**DESCRIPTION OF THE TASK:**
Set down each line of the material that follows, exactly, with no pictures.
>>>
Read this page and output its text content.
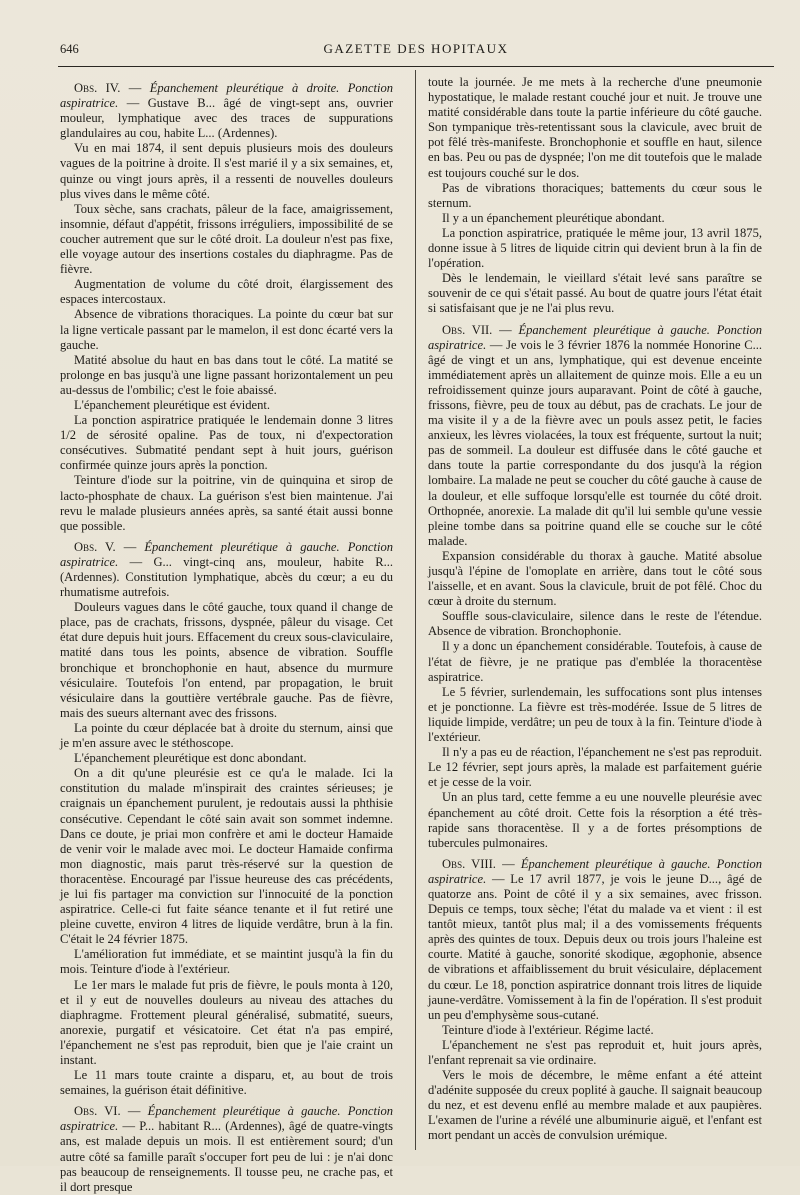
646	GAZETTE DES HOPITAUX

Obs. IV. — Épanchement pleurétique à droite. Ponction aspiratrice. — Gustave B... âgé de vingt-sept ans, ouvrier mouleur, lymphatique avec des traces de suppurations glandulaires au cou, habite L... (Ardennes).

Vu en mai 1874, il sent depuis plusieurs mois des douleurs vagues de la poitrine à droite. Il s'est marié il y a six semaines, et, quinze ou vingt jours après, il a ressenti de nouvelles douleurs plus vives dans le même côté.

Toux sèche, sans crachats, pâleur de la face, amaigrissement, insomnie, défaut d'appétit, frissons irréguliers, impossibilité de se coucher autrement que sur le côté droit. La douleur n'est pas fixe, elle voyage autour des insertions costales du diaphragme. Pas de fièvre.

Augmentation de volume du côté droit, élargissement des espaces intercostaux.

Absence de vibrations thoraciques. La pointe du cœur bat sur la ligne verticale passant par le mamelon, il est donc écarté vers la gauche.

Matité absolue du haut en bas dans tout le côté. La matité se prolonge en bas jusqu'à une ligne passant horizontalement un peu au-dessus de l'ombilic; c'est le foie abaissé.

L'épanchement pleurétique est évident.

La ponction aspiratrice pratiquée le lendemain donne 3 litres 1/2 de sérosité opaline. Pas de toux, ni d'expectoration consécutives. Submatité pendant sept à huit jours, guérison confirmée quinze jours après la ponction.

Teinture d'iode sur la poitrine, vin de quinquina et sirop de lacto-phosphate de chaux. La guérison s'est bien maintenue. J'ai revu le malade plusieurs années après, sa santé était aussi bonne que possible.

Obs. V. — Épanchement pleurétique à gauche. Ponction aspiratrice. — G... vingt-cinq ans, mouleur, habite R... (Ardennes). Constitution lymphatique, abcès du cœur; a eu du rhumatisme autrefois.

Douleurs vagues dans le côté gauche, toux quand il change de place, pas de crachats, frissons, dyspnée, pâleur du visage. Cet état dure depuis huit jours. Effacement du creux sous-claviculaire, matité dans tous les points, absence de vibration. Souffle bronchique et bronchophonie en haut, absence du murmure vésiculaire. Toutefois l'on entend, par propagation, le bruit vésiculaire dans la gouttière vertébrale gauche. Pas de fièvre, mais des sueurs alternant avec des frissons.

La pointe du cœur déplacée bat à droite du sternum, ainsi que je m'en assure avec le stéthoscope.

L'épanchement pleurétique est donc abondant.

On a dit qu'une pleurésie est ce qu'a le malade. Ici la constitution du malade m'inspirait des craintes sérieuses; je craignais un épanchement purulent, je redoutais aussi la phthisie consécutive. Cependant le côté sain avait son sommet indemne. Dans ce doute, je priai mon confrère et ami le docteur Hamaide de venir voir le malade avec moi. Le docteur Hamaide confirma mon diagnostic, mais parut très-réservé sur la question de thoracentèse. Encouragé par l'issue heureuse des cas précédents, je lui fis partager ma conviction sur l'innocuité de la ponction aspiratrice. Celle-ci fut faite séance tenante et il fut retiré une pleine cuvette, environ 4 litres de liquide verdâtre, brun à la fin. C'était le 24 février 1875.

L'amélioration fut immédiate, et se maintint jusqu'à la fin du mois. Teinture d'iode à l'extérieur.

Le 1er mars le malade fut pris de fièvre, le pouls monta à 120, et il y eut de nouvelles douleurs au niveau des attaches du diaphragme. Frottement pleural généralisé, submatité, sueurs, anorexie, purgatif et vésicatoire. Cet état n'a pas empiré, l'épanchement ne s'est pas reproduit, bien que je l'aie craint un instant.

Le 11 mars toute crainte a disparu, et, au bout de trois semaines, la guérison était définitive.

Obs. VI. — Épanchement pleurétique à gauche. Ponction aspiratrice. — P... habitant R... (Ardennes), âgé de quatre-vingts ans, est malade depuis un mois. Il est entièrement sourd; d'un autre côté sa famille paraît s'occuper fort peu de lui : je n'ai donc pas beaucoup de renseignements. Il tousse peu, ne crache pas, et il dort presque

toute la journée. Je me mets à la recherche d'une pneumonie hypostatique, le malade restant couché jour et nuit. Je trouve une matité considérable dans toute la partie inférieure du côté gauche. Son tympanique très-retentissant sous la clavicule, avec bruit de pot fêlé très-manifeste. Bronchophonie et souffle en haut, silence en bas. Peu ou pas de dyspnée; l'on me dit toutefois que le malade est toujours couché sur le dos.

Pas de vibrations thoraciques; battements du cœur sous le sternum.

Il y a un épanchement pleurétique abondant.

La ponction aspiratrice, pratiquée le même jour, 13 avril 1875, donne issue à 5 litres de liquide citrin qui devient brun à la fin de l'opération.

Dès le lendemain, le vieillard s'était levé sans paraître se souvenir de ce qui s'était passé. Au bout de quatre jours l'état était si satisfaisant que je ne l'ai plus revu.

Obs. VII. — Épanchement pleurétique à gauche. Ponction aspiratrice. — Je vois le 3 février 1876 la nommée Honorine C... âgé de vingt et un ans, lymphatique, qui est devenue enceinte immédiatement après un allaitement de quinze mois. Elle a eu un refroidissement quinze jours auparavant. Point de côté à gauche, frissons, fièvre, peu de toux au début, pas de crachats. Le jour de ma visite il y a de la fièvre avec un pouls assez petit, le facies anxieux, les lèvres violacées, la toux est fréquente, surtout la nuit; pas de sommeil. La douleur est diffusée dans le côté gauche et dans toute la partie correspondante du dos jusqu'à la région lombaire. La malade ne peut se coucher du côté gauche à cause de la douleur, et elle suffoque lorsqu'elle est tournée du côté droit. Orthopnée, anorexie. La malade dit qu'il lui semble qu'une vessie pleine tombe dans sa poitrine quand elle se couche sur le côté malade.

Expansion considérable du thorax à gauche. Matité absolue jusqu'à l'épine de l'omoplate en arrière, dans tout le côté sous l'aisselle, et en avant. Sous la clavicule, bruit de pot fêlé. Choc du cœur à droite du sternum.

Souffle sous-claviculaire, silence dans le reste de l'étendue. Absence de vibration. Bronchophonie.

Il y a donc un épanchement considérable. Toutefois, à cause de l'état de fièvre, je ne pratique pas d'emblée la thoracentèse aspiratrice.

Le 5 février, surlendemain, les suffocations sont plus intenses et je ponctionne. La fièvre est très-modérée. Issue de 5 litres de liquide limpide, verdâtre; un peu de toux à la fin. Teinture d'iode à l'extérieur.

Il n'y a pas eu de réaction, l'épanchement ne s'est pas reproduit. Le 12 février, sept jours après, la malade est parfaitement guérie et je cesse de la voir.

Un an plus tard, cette femme a eu une nouvelle pleurésie avec épanchement au côté droit. Cette fois la résorption a été très-rapide sans thoracentèse. Il y a de fortes présomptions de tubercules pulmonaires.

Obs. VIII. — Épanchement pleurétique à gauche. Ponction aspiratrice. — Le 17 avril 1877, je vois le jeune D..., âgé de quatorze ans. Point de côté il y a six semaines, avec frisson. Depuis ce temps, toux sèche; l'état du malade va et vient : il est tantôt mieux, tantôt plus mal; il a des vomissements fréquents après des quintes de toux. Depuis deux ou trois jours l'haleine est courte. Matité à gauche, sonorité skodique, ægophonie, absence de vibrations et affaiblissement du bruit vésiculaire, déplacement du cœur. Le 18, ponction aspiratrice donnant trois litres de liquide jaune-verdâtre. Vomissement à la fin de l'opération. Il s'est produit un peu d'emphysème sous-cutané.

Teinture d'iode à l'extérieur. Régime lacté.

L'épanchement ne s'est pas reproduit et, huit jours après, l'enfant reprenait sa vie ordinaire.

Vers le mois de décembre, le même enfant a été atteint d'adénite supposée du creux poplité à gauche. Il saignait beaucoup du nez, et est devenu enflé au membre malade et aux paupières. L'examen de l'urine a révélé une albuminurie aiguë, et l'enfant est mort pendant un accès de convulsion urémique.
<<<
**RESPONSE TO THE EXERCISE:**
Read this page and output its text content.
646	GAZETTE DES HOPITAUX

Obs. IV. — Épanchement pleurétique à droite. Ponction aspiratrice. — Gustave B... âgé de vingt-sept ans, ouvrier mouleur, lymphatique avec des traces de suppurations glandulaires au cou, habite L... (Ardennes).

Vu en mai 1874, il sent depuis plusieurs mois des douleurs vagues de la poitrine à droite. Il s'est marié il y a six semaines, et, quinze ou vingt jours après, il a ressenti de nouvelles douleurs plus vives dans le même côté.

Toux sèche, sans crachats, pâleur de la face, amaigrissement, insomnie, défaut d'appétit, frissons irréguliers, impossibilité de se coucher autrement que sur le côté droit. La douleur n'est pas fixe, elle voyage autour des insertions costales du diaphragme. Pas de fièvre.

Augmentation de volume du côté droit, élargissement des espaces intercostaux.

Absence de vibrations thoraciques. La pointe du cœur bat sur la ligne verticale passant par le mamelon, il est donc écarté vers la gauche.

Matité absolue du haut en bas dans tout le côté. La matité se prolonge en bas jusqu'à une ligne passant horizontalement un peu au-dessus de l'ombilic; c'est le foie abaissé.

L'épanchement pleurétique est évident.

La ponction aspiratrice pratiquée le lendemain donne 3 litres 1/2 de sérosité opaline. Pas de toux, ni d'expectoration consécutives. Submatité pendant sept à huit jours, guérison confirmée quinze jours après la ponction.

Teinture d'iode sur la poitrine, vin de quinquina et sirop de lacto-phosphate de chaux. La guérison s'est bien maintenue. J'ai revu le malade plusieurs années après, sa santé était aussi bonne que possible.

Obs. V. — Épanchement pleurétique à gauche. Ponction aspiratrice. — G... vingt-cinq ans, mouleur, habite R... (Ardennes). Constitution lymphatique, abcès du cœur; a eu du rhumatisme autrefois.

Douleurs vagues dans le côté gauche, toux quand il change de place, pas de crachats, frissons, dyspnée, pâleur du visage. Cet état dure depuis huit jours. Effacement du creux sous-claviculaire, matité dans tous les points, absence de vibration. Souffle bronchique et bronchophonie en haut, absence du murmure vésiculaire. Toutefois l'on entend, par propagation, le bruit vésiculaire dans la gouttière vertébrale gauche. Pas de fièvre, mais des sueurs alternant avec des frissons.

La pointe du cœur déplacée bat à droite du sternum, ainsi que je m'en assure avec le stéthoscope.

L'épanchement pleurétique est donc abondant.

On a dit qu'une pleurésie est ce qu'a le malade. Ici la constitution du malade m'inspirait des craintes sérieuses; je craignais un épanchement purulent, je redoutais aussi la phthisie consécutive. Cependant le côté sain avait son sommet indemne. Dans ce doute, je priai mon confrère et ami le docteur Hamaide de venir voir le malade avec moi. Le docteur Hamaide confirma mon diagnostic, mais parut très-réservé sur la question de thoracentèse. Encouragé par l'issue heureuse des cas précédents, je lui fis partager ma conviction sur l'innocuité de la ponction aspiratrice. Celle-ci fut faite séance tenante et il fut retiré une pleine cuvette, environ 4 litres de liquide verdâtre, brun à la fin. C'était le 24 février 1875.

L'amélioration fut immédiate, et se maintint jusqu'à la fin du mois. Teinture d'iode à l'extérieur.

Le 1er mars le malade fut pris de fièvre, le pouls monta à 120, et il y eut de nouvelles douleurs au niveau des attaches du diaphragme. Frottement pleural généralisé, submatité, sueurs, anorexie, purgatif et vésicatoire. Cet état n'a pas empiré, l'épanchement ne s'est pas reproduit, bien que je l'aie craint un instant.

Le 11 mars toute crainte a disparu, et, au bout de trois semaines, la guérison était définitive.

Obs. VI. — Épanchement pleurétique à gauche. Ponction aspiratrice. — P... habitant R... (Ardennes), âgé de quatre-vingts ans, est malade depuis un mois. Il est entièrement sourd; d'un autre côté sa famille paraît s'occuper fort peu de lui : je n'ai donc pas beaucoup de renseignements. Il tousse peu, ne crache pas, et il dort presque

toute la journée. Je me mets à la recherche d'une pneumonie hypostatique, le malade restant couché jour et nuit. Je trouve une matité considérable dans toute la partie inférieure du côté gauche. Son tympanique très-retentissant sous la clavicule, avec bruit de pot fêlé très-manifeste. Bronchophonie et souffle en haut, silence en bas. Peu ou pas de dyspnée; l'on me dit toutefois que le malade est toujours couché sur le dos.

Pas de vibrations thoraciques; battements du cœur sous le sternum.

Il y a un épanchement pleurétique abondant.

La ponction aspiratrice, pratiquée le même jour, 13 avril 1875, donne issue à 5 litres de liquide citrin qui devient brun à la fin de l'opération.

Dès le lendemain, le vieillard s'était levé sans paraître se souvenir de ce qui s'était passé. Au bout de quatre jours l'état était si satisfaisant que je ne l'ai plus revu.

Obs. VII. — Épanchement pleurétique à gauche. Ponction aspiratrice. — Je vois le 3 février 1876 la nommée Honorine C... âgé de vingt et un ans, lymphatique, qui est devenue enceinte immédiatement après un allaitement de quinze mois. Elle a eu un refroidissement quinze jours auparavant. Point de côté à gauche, frissons, fièvre, peu de toux au début, pas de crachats. Le jour de ma visite il y a de la fièvre avec un pouls assez petit, le facies anxieux, les lèvres violacées, la toux est fréquente, surtout la nuit; pas de sommeil. La douleur est diffusée dans le côté gauche et dans toute la partie correspondante du dos jusqu'à la région lombaire. La malade ne peut se coucher du côté gauche à cause de la douleur, et elle suffoque lorsqu'elle est tournée du côté droit. Orthopnée, anorexie. La malade dit qu'il lui semble qu'une vessie pleine tombe dans sa poitrine quand elle se couche sur le côté malade.

Expansion considérable du thorax à gauche. Matité absolue jusqu'à l'épine de l'omoplate en arrière, dans tout le côté sous l'aisselle, et en avant. Sous la clavicule, bruit de pot fêlé. Choc du cœur à droite du sternum.

Souffle sous-claviculaire, silence dans le reste de l'étendue. Absence de vibration. Bronchophonie.

Il y a donc un épanchement considérable. Toutefois, à cause de l'état de fièvre, je ne pratique pas d'emblée la thoracentèse aspiratrice.

Le 5 février, surlendemain, les suffocations sont plus intenses et je ponctionne. La fièvre est très-modérée. Issue de 5 litres de liquide limpide, verdâtre; un peu de toux à la fin. Teinture d'iode à l'extérieur.

Il n'y a pas eu de réaction, l'épanchement ne s'est pas reproduit. Le 12 février, sept jours après, la malade est parfaitement guérie et je cesse de la voir.

Un an plus tard, cette femme a eu une nouvelle pleurésie avec épanchement au côté droit. Cette fois la résorption a été très-rapide sans thoracentèse. Il y a de fortes présomptions de tubercules pulmonaires.

Obs. VIII. — Épanchement pleurétique à gauche. Ponction aspiratrice. — Le 17 avril 1877, je vois le jeune D..., âgé de quatorze ans. Point de côté il y a six semaines, avec frisson. Depuis ce temps, toux sèche; l'état du malade va et vient : il est tantôt mieux, tantôt plus mal; il a des vomissements fréquents après des quintes de toux. Depuis deux ou trois jours l'haleine est courte. Matité à gauche, sonorité skodique, ægophonie, absence de vibrations et affaiblissement du bruit vésiculaire, déplacement du cœur. Le 18, ponction aspiratrice donnant trois litres de liquide jaune-verdâtre. Vomissement à la fin de l'opération. Il s'est produit un peu d'emphysème sous-cutané.

Teinture d'iode à l'extérieur. Régime lacté.

L'épanchement ne s'est pas reproduit et, huit jours après, l'enfant reprenait sa vie ordinaire.

Vers le mois de décembre, le même enfant a été atteint d'adénite supposée du creux poplité à gauche. Il saignait beaucoup du nez, et est devenu enflé au membre malade et aux paupières. L'examen de l'urine a révélé une albuminurie aiguë, et l'enfant est mort pendant un accès de convulsion urémique.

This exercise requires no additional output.